### YOUR TASK
Search the material below for the string "Mission" and extract each line that has it.

### INFORMATION SHOWN
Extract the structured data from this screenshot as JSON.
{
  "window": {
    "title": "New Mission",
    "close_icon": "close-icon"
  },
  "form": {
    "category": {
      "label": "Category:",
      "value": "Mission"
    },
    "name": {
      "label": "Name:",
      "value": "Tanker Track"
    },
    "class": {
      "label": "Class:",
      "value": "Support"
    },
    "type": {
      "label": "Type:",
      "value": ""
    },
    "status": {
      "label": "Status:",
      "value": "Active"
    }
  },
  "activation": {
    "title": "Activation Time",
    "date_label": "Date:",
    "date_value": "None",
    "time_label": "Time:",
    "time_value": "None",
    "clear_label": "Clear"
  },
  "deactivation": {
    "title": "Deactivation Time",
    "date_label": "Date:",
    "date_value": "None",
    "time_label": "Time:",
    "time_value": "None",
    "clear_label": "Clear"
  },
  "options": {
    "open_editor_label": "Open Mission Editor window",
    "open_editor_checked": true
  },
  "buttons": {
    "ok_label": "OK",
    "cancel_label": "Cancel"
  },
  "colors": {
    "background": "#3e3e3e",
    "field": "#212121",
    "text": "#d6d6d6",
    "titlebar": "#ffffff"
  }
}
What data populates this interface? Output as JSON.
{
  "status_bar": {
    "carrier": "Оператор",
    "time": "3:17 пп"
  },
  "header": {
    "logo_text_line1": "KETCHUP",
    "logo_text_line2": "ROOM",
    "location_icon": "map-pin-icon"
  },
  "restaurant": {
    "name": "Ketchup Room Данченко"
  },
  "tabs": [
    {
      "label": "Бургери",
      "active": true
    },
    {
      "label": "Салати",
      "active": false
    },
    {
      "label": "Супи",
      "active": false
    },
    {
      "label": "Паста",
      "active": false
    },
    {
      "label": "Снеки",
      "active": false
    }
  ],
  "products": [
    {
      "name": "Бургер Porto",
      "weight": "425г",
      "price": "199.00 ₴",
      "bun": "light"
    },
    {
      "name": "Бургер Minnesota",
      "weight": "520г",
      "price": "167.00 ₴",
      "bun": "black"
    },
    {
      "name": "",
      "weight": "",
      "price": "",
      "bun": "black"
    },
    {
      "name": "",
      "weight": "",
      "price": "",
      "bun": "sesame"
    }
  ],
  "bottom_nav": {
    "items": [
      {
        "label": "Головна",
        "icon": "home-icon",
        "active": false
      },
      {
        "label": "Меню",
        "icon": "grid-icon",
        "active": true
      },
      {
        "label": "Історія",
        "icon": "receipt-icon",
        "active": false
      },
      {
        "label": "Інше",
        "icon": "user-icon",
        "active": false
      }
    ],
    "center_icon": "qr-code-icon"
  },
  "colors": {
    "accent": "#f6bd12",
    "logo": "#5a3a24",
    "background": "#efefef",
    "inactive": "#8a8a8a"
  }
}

### REPLY TO THE TASK
    "title": "New Mission",
      "value": "Mission"
    "open_editor_label": "Open Mission Editor window",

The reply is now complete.